### What is expected
Copy everything in the data below exactly except the pictures.

┏━━

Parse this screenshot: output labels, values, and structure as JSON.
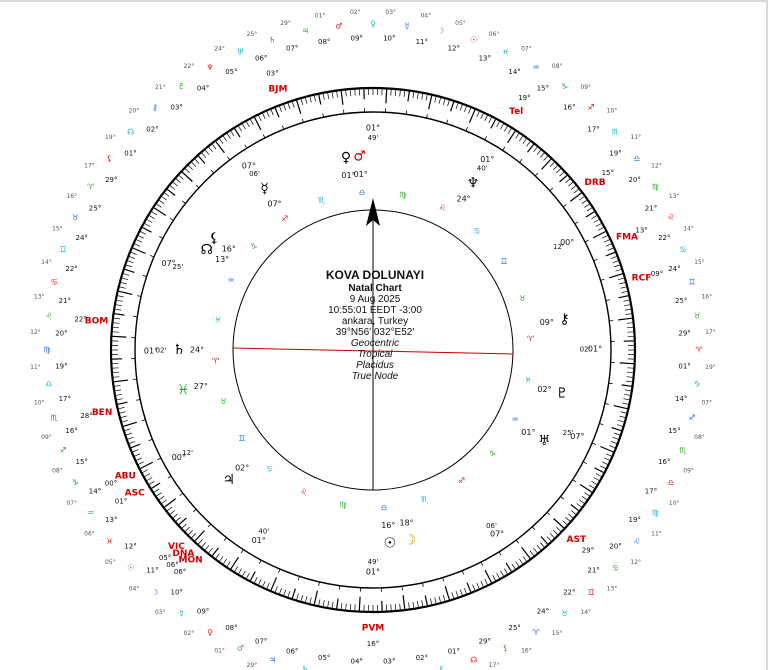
{
  "chart_info": {
    "title": "KOVA DOLUNAYI",
    "subtitle": "Natal Chart",
    "date": "9 Aug 2025",
    "time": "10:55:01 EEDT -3:00",
    "place": "ankara, Turkey",
    "coords": "39°N56' 032°E52'",
    "zodiac_type": "Geocentric",
    "zodiac": "Tropical",
    "house_system": "Placidus",
    "node": "True Node"
  },
  "colors": {
    "ring": "#000000",
    "horizon_line": "#cc0000",
    "point_label": "#d40000",
    "fire": "#e02020",
    "earth": "#3aa832",
    "air": "#2a6fe0",
    "water": "#1fb0d0",
    "planet_glyph": "#000000",
    "accent_purple": "#7b1fa2",
    "accent_yellow": "#c8a800",
    "accent_green": "#28a028"
  },
  "angle_markers": {
    "asc_lon": 183,
    "mc_lon": 273
  },
  "house_cusps": [
    {
      "house": 1,
      "lon": 183.2,
      "label": "01°",
      "minutes": "02'"
    },
    {
      "house": 2,
      "lon": 212,
      "label": "00°",
      "minutes": "12'"
    },
    {
      "house": 3,
      "lon": 242,
      "label": "01°",
      "minutes": "40'"
    },
    {
      "house": 4,
      "lon": 273,
      "label": "01°",
      "minutes": "49'"
    },
    {
      "house": 5,
      "lon": 307,
      "label": "07°",
      "minutes": "06'"
    },
    {
      "house": 6,
      "lon": 340,
      "label": "07°",
      "minutes": "25'"
    },
    {
      "house": 7,
      "lon": 3.2,
      "label": "01°",
      "minutes": "02'"
    },
    {
      "house": 8,
      "lon": 32,
      "label": "00°",
      "minutes": "12'"
    },
    {
      "house": 9,
      "lon": 62,
      "label": "01°",
      "minutes": "40'"
    },
    {
      "house": 10,
      "lon": 93,
      "label": "01°",
      "minutes": "49'"
    },
    {
      "house": 11,
      "lon": 127,
      "label": "07°",
      "minutes": "06'"
    },
    {
      "house": 12,
      "lon": 160,
      "label": "07°",
      "minutes": "25'"
    }
  ],
  "outer_points": [
    {
      "name": "BJM",
      "lon": 113,
      "deg": "03°"
    },
    {
      "name": "Tel",
      "lon": 62,
      "deg": "19°"
    },
    {
      "name": "DRB",
      "lon": 40,
      "deg": "15°"
    },
    {
      "name": "FMA",
      "lon": 27,
      "deg": "13°"
    },
    {
      "name": "RCF",
      "lon": 18,
      "deg": "09°"
    },
    {
      "name": "AST",
      "lon": 320,
      "deg": "29°"
    },
    {
      "name": "PVM",
      "lon": 273,
      "deg": "16°"
    },
    {
      "name": "MON",
      "lon": 232,
      "deg": "06°"
    },
    {
      "name": "DNA",
      "lon": 230,
      "deg": "06°"
    },
    {
      "name": "VIC",
      "lon": 228,
      "deg": "05°"
    },
    {
      "name": "ASC",
      "lon": 214,
      "deg": "01°"
    },
    {
      "name": "ABU",
      "lon": 210,
      "deg": "00°"
    },
    {
      "name": "BEN",
      "lon": 196,
      "deg": "28°"
    },
    {
      "name": "BOM",
      "lon": 177,
      "deg": "22°"
    }
  ],
  "outer_degree_labels": [
    "01°",
    "29°",
    "25°",
    "24°",
    "22°",
    "21°",
    "20°",
    "19°",
    "17°",
    "16°",
    "15°",
    "14°",
    "13°",
    "12°",
    "11°",
    "10°",
    "09°",
    "08°",
    "07°",
    "06°",
    "05°",
    "04°",
    "03°",
    "02°"
  ],
  "inner_planet_labels": [
    {
      "glyph": "☿",
      "deg": "07°",
      "lon": 127,
      "color": "#000000"
    },
    {
      "glyph": "♀",
      "deg": "01°",
      "lon": 101,
      "color": "#000000"
    },
    {
      "glyph": "♂",
      "deg": "01°",
      "lon": 97,
      "color": "#d40000"
    },
    {
      "glyph": "♆",
      "deg": "24°",
      "lon": 62,
      "color": "#000000"
    },
    {
      "glyph": "⚷",
      "deg": "09°",
      "lon": 12,
      "color": "#000000"
    },
    {
      "glyph": "♇",
      "deg": "02°",
      "lon": 350,
      "color": "#000000"
    },
    {
      "glyph": "♅",
      "deg": "01°",
      "lon": 335,
      "color": "#000000"
    },
    {
      "glyph": "☉",
      "deg": "16°",
      "lon": 278,
      "color": "#000000"
    },
    {
      "glyph": "☽",
      "deg": "18°",
      "lon": 284,
      "color": "#c8a800"
    },
    {
      "glyph": "♃",
      "deg": "02°",
      "lon": 225,
      "color": "#000000"
    },
    {
      "glyph": "♄",
      "deg": "24°",
      "lon": 183,
      "color": "#000000"
    },
    {
      "glyph": "☊",
      "deg": "13°",
      "lon": 152,
      "color": "#000000"
    },
    {
      "glyph": "⚸",
      "deg": "16°",
      "lon": 148,
      "color": "#000000"
    },
    {
      "glyph": "♓",
      "deg": "27°",
      "lon": 195,
      "color": "#3aa832"
    }
  ],
  "glyph_palette": [
    "☉",
    "☽",
    "☿",
    "♀",
    "♂",
    "♃",
    "♄",
    "♅",
    "♆",
    "♇",
    "⚷",
    "☊",
    "⚸",
    "♈",
    "♉",
    "♊",
    "♋",
    "♌",
    "♍",
    "♎",
    "♏",
    "♐",
    "♑",
    "♒",
    "♓"
  ]
}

┗━━

### Answer for the task
Parse this screenshot: output labels, values, and structure as JSON.
{
  "chart_info": {
    "title": "KOVA DOLUNAYI",
    "subtitle": "Natal Chart",
    "date": "9 Aug 2025",
    "time": "10:55:01 EEDT -3:00",
    "place": "ankara, Turkey",
    "coords": "39°N56' 032°E52'",
    "zodiac_type": "Geocentric",
    "zodiac": "Tropical",
    "house_system": "Placidus",
    "node": "True Node"
  },
  "colors": {
    "ring": "#000000",
    "horizon_line": "#cc0000",
    "point_label": "#d40000",
    "fire": "#e02020",
    "earth": "#3aa832",
    "air": "#2a6fe0",
    "water": "#1fb0d0",
    "planet_glyph": "#000000",
    "accent_purple": "#7b1fa2",
    "accent_yellow": "#c8a800",
    "accent_green": "#28a028"
  },
  "angle_markers": {
    "asc_lon": 183,
    "mc_lon": 273
  },
  "house_cusps": [
    {
      "house": 1,
      "lon": 183.2,
      "label": "01°",
      "minutes": "02'"
    },
    {
      "house": 2,
      "lon": 212,
      "label": "00°",
      "minutes": "12'"
    },
    {
      "house": 3,
      "lon": 242,
      "label": "01°",
      "minutes": "40'"
    },
    {
      "house": 4,
      "lon": 273,
      "label": "01°",
      "minutes": "49'"
    },
    {
      "house": 5,
      "lon": 307,
      "label": "07°",
      "minutes": "06'"
    },
    {
      "house": 6,
      "lon": 340,
      "label": "07°",
      "minutes": "25'"
    },
    {
      "house": 7,
      "lon": 3.2,
      "label": "01°",
      "minutes": "02'"
    },
    {
      "house": 8,
      "lon": 32,
      "label": "00°",
      "minutes": "12'"
    },
    {
      "house": 9,
      "lon": 62,
      "label": "01°",
      "minutes": "40'"
    },
    {
      "house": 10,
      "lon": 93,
      "label": "01°",
      "minutes": "49'"
    },
    {
      "house": 11,
      "lon": 127,
      "label": "07°",
      "minutes": "06'"
    },
    {
      "house": 12,
      "lon": 160,
      "label": "07°",
      "minutes": "25'"
    }
  ],
  "outer_points": [
    {
      "name": "BJM",
      "lon": 113,
      "deg": "03°"
    },
    {
      "name": "Tel",
      "lon": 62,
      "deg": "19°"
    },
    {
      "name": "DRB",
      "lon": 40,
      "deg": "15°"
    },
    {
      "name": "FMA",
      "lon": 27,
      "deg": "13°"
    },
    {
      "name": "RCF",
      "lon": 18,
      "deg": "09°"
    },
    {
      "name": "AST",
      "lon": 320,
      "deg": "29°"
    },
    {
      "name": "PVM",
      "lon": 273,
      "deg": "16°"
    },
    {
      "name": "MON",
      "lon": 232,
      "deg": "06°"
    },
    {
      "name": "DNA",
      "lon": 230,
      "deg": "06°"
    },
    {
      "name": "VIC",
      "lon": 228,
      "deg": "05°"
    },
    {
      "name": "ASC",
      "lon": 214,
      "deg": "01°"
    },
    {
      "name": "ABU",
      "lon": 210,
      "deg": "00°"
    },
    {
      "name": "BEN",
      "lon": 196,
      "deg": "28°"
    },
    {
      "name": "BOM",
      "lon": 177,
      "deg": "22°"
    }
  ],
  "outer_degree_labels": [
    "01°",
    "29°",
    "25°",
    "24°",
    "22°",
    "21°",
    "20°",
    "19°",
    "17°",
    "16°",
    "15°",
    "14°",
    "13°",
    "12°",
    "11°",
    "10°",
    "09°",
    "08°",
    "07°",
    "06°",
    "05°",
    "04°",
    "03°",
    "02°"
  ],
  "inner_planet_labels": [
    {
      "glyph": "☿",
      "deg": "07°",
      "lon": 127,
      "color": "#000000"
    },
    {
      "glyph": "♀",
      "deg": "01°",
      "lon": 101,
      "color": "#000000"
    },
    {
      "glyph": "♂",
      "deg": "01°",
      "lon": 97,
      "color": "#d40000"
    },
    {
      "glyph": "♆",
      "deg": "24°",
      "lon": 62,
      "color": "#000000"
    },
    {
      "glyph": "⚷",
      "deg": "09°",
      "lon": 12,
      "color": "#000000"
    },
    {
      "glyph": "♇",
      "deg": "02°",
      "lon": 350,
      "color": "#000000"
    },
    {
      "glyph": "♅",
      "deg": "01°",
      "lon": 335,
      "color": "#000000"
    },
    {
      "glyph": "☉",
      "deg": "16°",
      "lon": 278,
      "color": "#000000"
    },
    {
      "glyph": "☽",
      "deg": "18°",
      "lon": 284,
      "color": "#c8a800"
    },
    {
      "glyph": "♃",
      "deg": "02°",
      "lon": 225,
      "color": "#000000"
    },
    {
      "glyph": "♄",
      "deg": "24°",
      "lon": 183,
      "color": "#000000"
    },
    {
      "glyph": "☊",
      "deg": "13°",
      "lon": 152,
      "color": "#000000"
    },
    {
      "glyph": "⚸",
      "deg": "16°",
      "lon": 148,
      "color": "#000000"
    },
    {
      "glyph": "♓",
      "deg": "27°",
      "lon": 195,
      "color": "#3aa832"
    }
  ],
  "glyph_palette": [
    "☉",
    "☽",
    "☿",
    "♀",
    "♂",
    "♃",
    "♄",
    "♅",
    "♆",
    "♇",
    "⚷",
    "☊",
    "⚸",
    "♈",
    "♉",
    "♊",
    "♋",
    "♌",
    "♍",
    "♎",
    "♏",
    "♐",
    "♑",
    "♒",
    "♓"
  ]
}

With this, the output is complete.